Short task →
Only lines holding the word "JSON" should be copied from the material.

Exercise inputs →

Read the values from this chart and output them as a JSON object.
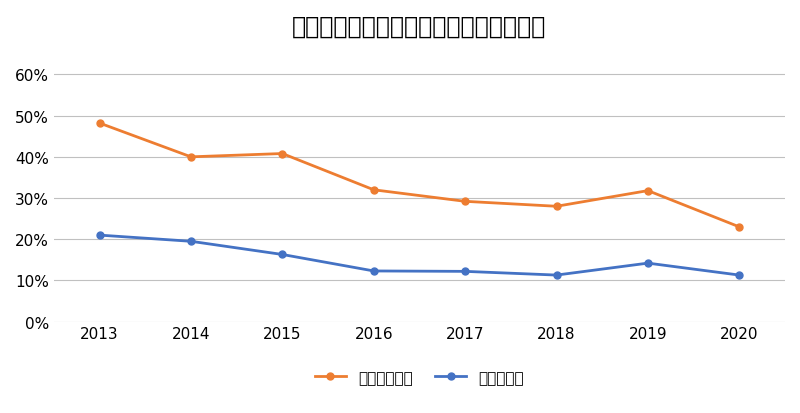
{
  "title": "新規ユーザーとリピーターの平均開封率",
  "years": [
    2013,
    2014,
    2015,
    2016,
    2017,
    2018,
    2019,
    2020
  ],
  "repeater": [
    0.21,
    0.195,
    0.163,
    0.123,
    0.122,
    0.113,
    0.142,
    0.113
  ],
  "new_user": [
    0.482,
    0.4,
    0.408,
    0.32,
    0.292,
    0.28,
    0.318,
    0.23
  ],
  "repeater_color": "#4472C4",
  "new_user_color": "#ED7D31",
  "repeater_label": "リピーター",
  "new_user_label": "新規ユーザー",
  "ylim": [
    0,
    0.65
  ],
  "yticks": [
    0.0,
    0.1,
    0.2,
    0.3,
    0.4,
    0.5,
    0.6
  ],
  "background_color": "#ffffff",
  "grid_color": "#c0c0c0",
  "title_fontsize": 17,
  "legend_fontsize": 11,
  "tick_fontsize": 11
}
* * *
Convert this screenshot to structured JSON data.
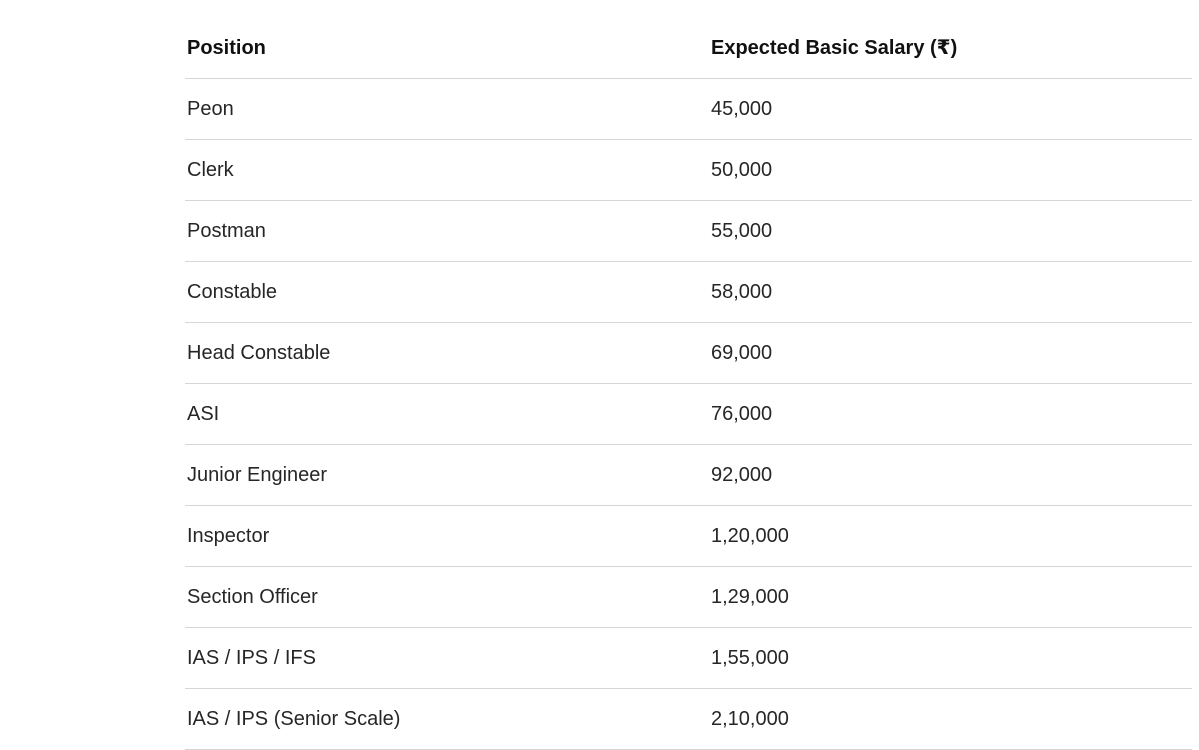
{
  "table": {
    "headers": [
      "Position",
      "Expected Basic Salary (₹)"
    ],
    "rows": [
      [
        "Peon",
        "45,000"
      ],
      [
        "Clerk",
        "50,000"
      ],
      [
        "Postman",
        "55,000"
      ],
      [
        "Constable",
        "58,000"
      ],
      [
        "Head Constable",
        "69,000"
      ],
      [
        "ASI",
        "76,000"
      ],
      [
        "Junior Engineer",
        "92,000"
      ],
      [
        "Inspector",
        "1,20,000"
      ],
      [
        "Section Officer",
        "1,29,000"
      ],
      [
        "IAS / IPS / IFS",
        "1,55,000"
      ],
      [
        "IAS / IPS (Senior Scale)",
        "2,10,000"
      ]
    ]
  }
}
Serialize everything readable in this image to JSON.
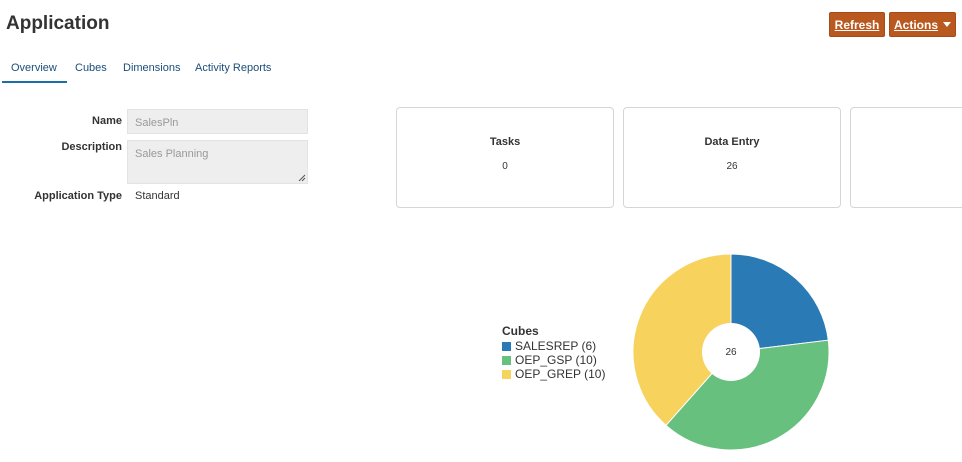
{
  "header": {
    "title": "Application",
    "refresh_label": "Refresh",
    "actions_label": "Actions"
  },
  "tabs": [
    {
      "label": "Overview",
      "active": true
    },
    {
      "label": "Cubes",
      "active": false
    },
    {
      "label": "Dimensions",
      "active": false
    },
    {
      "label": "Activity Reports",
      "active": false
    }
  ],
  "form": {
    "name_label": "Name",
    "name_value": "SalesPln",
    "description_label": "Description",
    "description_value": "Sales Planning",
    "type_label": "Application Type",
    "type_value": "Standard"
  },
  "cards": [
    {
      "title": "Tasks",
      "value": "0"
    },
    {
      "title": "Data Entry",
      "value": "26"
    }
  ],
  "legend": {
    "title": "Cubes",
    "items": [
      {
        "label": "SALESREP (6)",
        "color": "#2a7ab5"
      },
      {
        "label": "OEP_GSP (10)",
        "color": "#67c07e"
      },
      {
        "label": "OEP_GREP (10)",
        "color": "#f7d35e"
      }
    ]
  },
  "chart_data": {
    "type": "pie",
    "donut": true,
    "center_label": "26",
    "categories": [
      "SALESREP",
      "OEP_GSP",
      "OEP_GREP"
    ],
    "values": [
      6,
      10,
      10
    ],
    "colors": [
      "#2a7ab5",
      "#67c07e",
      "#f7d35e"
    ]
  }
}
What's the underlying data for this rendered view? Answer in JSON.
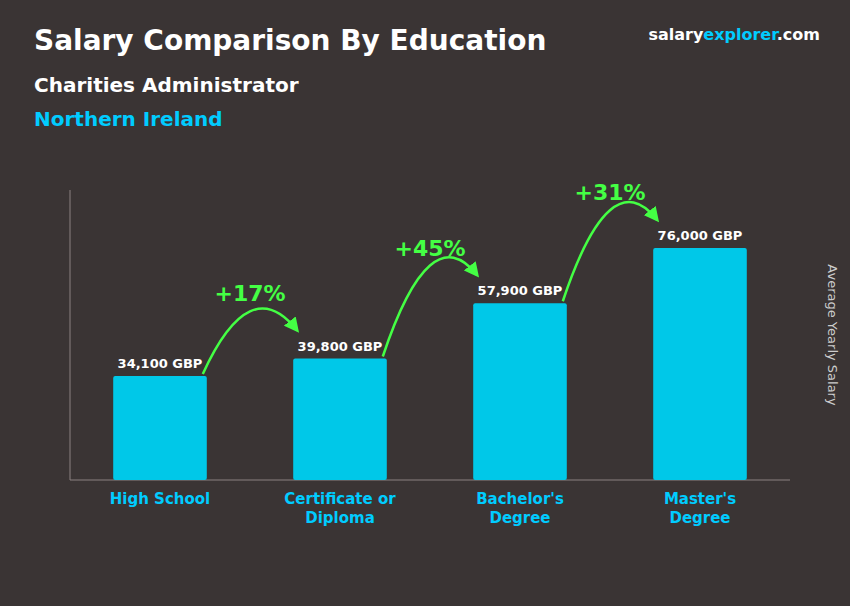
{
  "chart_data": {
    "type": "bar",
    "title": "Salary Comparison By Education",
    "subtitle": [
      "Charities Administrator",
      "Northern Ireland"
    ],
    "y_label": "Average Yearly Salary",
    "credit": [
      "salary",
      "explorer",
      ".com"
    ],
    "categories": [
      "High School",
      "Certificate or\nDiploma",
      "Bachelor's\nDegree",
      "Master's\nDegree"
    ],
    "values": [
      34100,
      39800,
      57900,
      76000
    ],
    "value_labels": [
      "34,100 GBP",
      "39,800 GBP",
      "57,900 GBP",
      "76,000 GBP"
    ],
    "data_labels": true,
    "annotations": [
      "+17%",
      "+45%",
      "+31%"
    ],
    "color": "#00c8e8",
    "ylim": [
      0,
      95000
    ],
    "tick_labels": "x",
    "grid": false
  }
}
* * *
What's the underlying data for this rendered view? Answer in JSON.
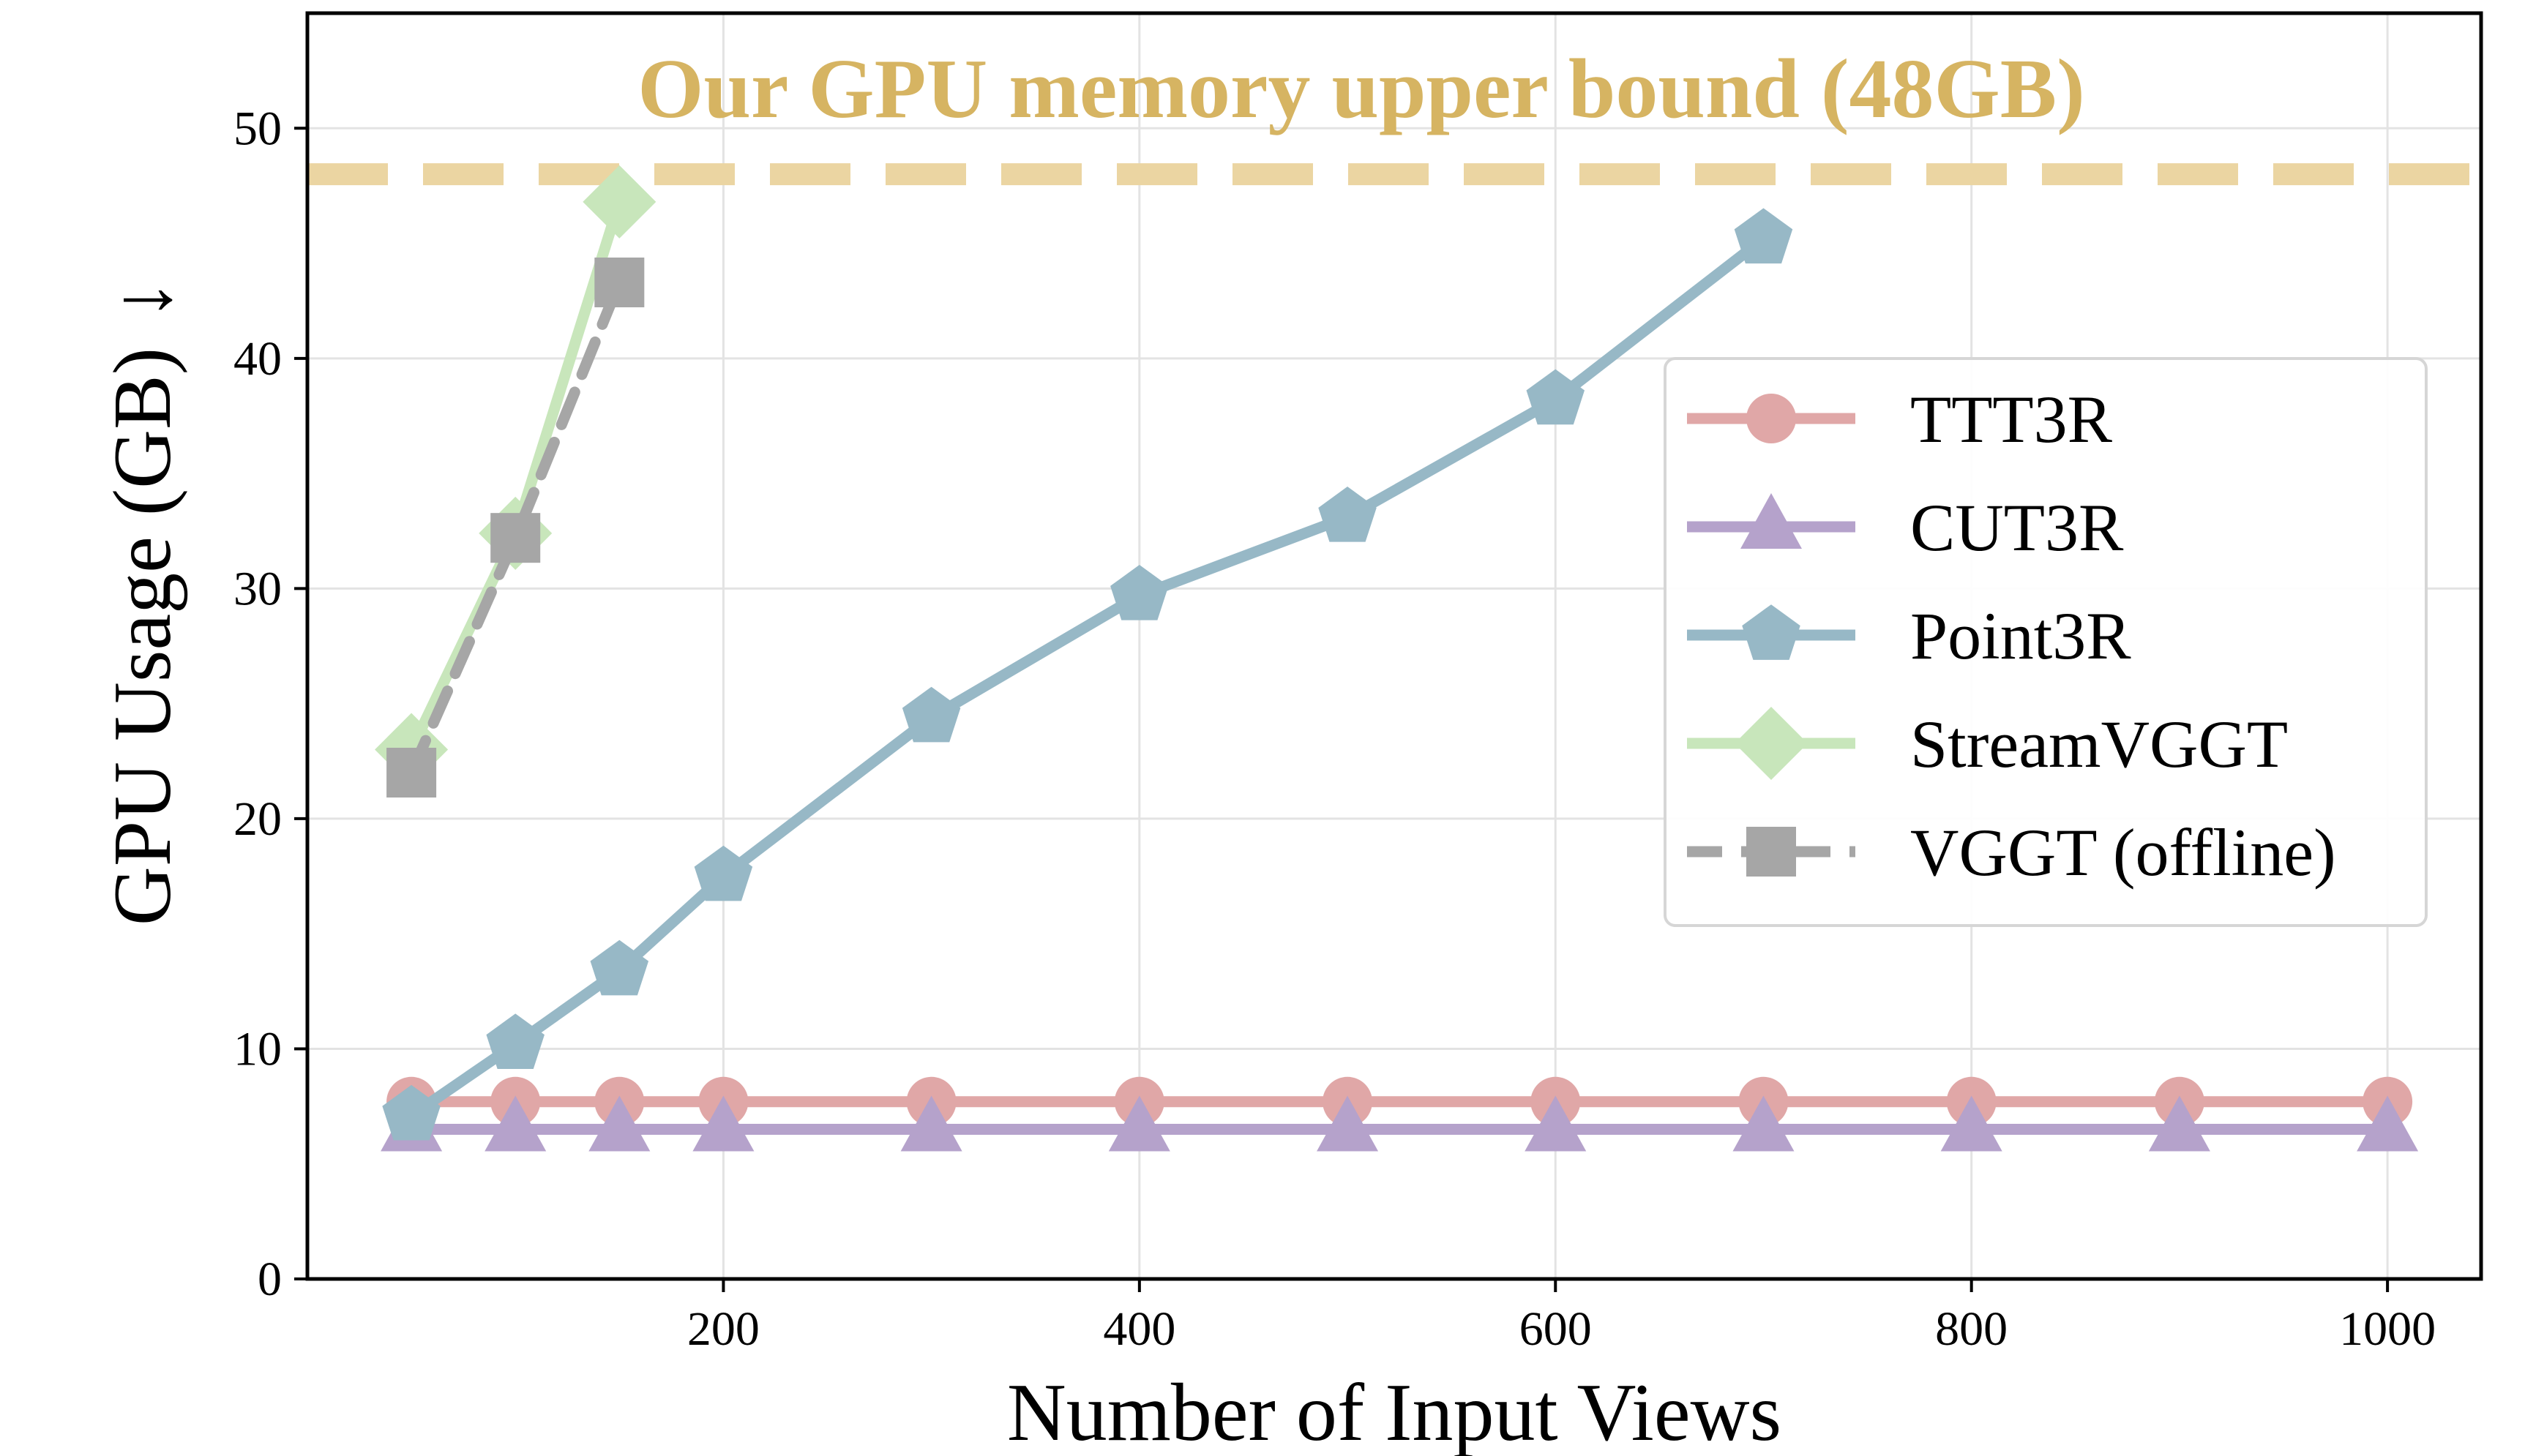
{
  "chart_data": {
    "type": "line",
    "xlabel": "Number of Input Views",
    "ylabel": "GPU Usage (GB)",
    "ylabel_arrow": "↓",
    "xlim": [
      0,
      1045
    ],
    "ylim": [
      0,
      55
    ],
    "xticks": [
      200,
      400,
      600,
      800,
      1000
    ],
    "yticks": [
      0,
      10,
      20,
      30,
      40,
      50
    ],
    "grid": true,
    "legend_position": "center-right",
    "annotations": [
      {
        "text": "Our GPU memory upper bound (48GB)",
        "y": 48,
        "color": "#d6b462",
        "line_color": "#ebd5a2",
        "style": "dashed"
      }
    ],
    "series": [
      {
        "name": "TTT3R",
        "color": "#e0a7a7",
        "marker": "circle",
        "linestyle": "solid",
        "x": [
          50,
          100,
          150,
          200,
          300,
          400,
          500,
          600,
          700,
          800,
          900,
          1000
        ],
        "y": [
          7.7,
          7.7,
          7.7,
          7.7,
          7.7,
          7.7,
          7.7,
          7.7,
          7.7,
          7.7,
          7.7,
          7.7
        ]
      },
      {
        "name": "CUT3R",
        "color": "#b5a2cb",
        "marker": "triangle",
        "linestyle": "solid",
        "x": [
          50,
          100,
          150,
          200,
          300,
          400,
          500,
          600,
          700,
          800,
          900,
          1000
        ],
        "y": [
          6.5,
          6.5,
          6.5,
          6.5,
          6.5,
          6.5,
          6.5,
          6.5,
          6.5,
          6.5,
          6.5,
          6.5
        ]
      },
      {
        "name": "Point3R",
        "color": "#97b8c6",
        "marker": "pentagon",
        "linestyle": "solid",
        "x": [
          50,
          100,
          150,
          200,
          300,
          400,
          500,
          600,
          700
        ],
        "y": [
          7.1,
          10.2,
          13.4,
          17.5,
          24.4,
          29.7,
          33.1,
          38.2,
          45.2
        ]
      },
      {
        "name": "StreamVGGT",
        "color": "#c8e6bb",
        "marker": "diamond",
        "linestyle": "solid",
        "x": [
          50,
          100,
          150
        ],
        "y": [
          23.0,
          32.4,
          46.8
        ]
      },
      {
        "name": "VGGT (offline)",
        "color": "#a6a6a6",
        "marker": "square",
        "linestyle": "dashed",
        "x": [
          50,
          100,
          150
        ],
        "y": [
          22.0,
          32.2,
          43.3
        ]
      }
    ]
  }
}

In response →
Read the values from this chart and output them as a JSON object.
Convert this screenshot to structured JSON data.
Serialize everything readable in this image to JSON.
What's the underlying data for this rendered view? Answer in JSON.
What's the underlying data for this rendered view? Answer in JSON.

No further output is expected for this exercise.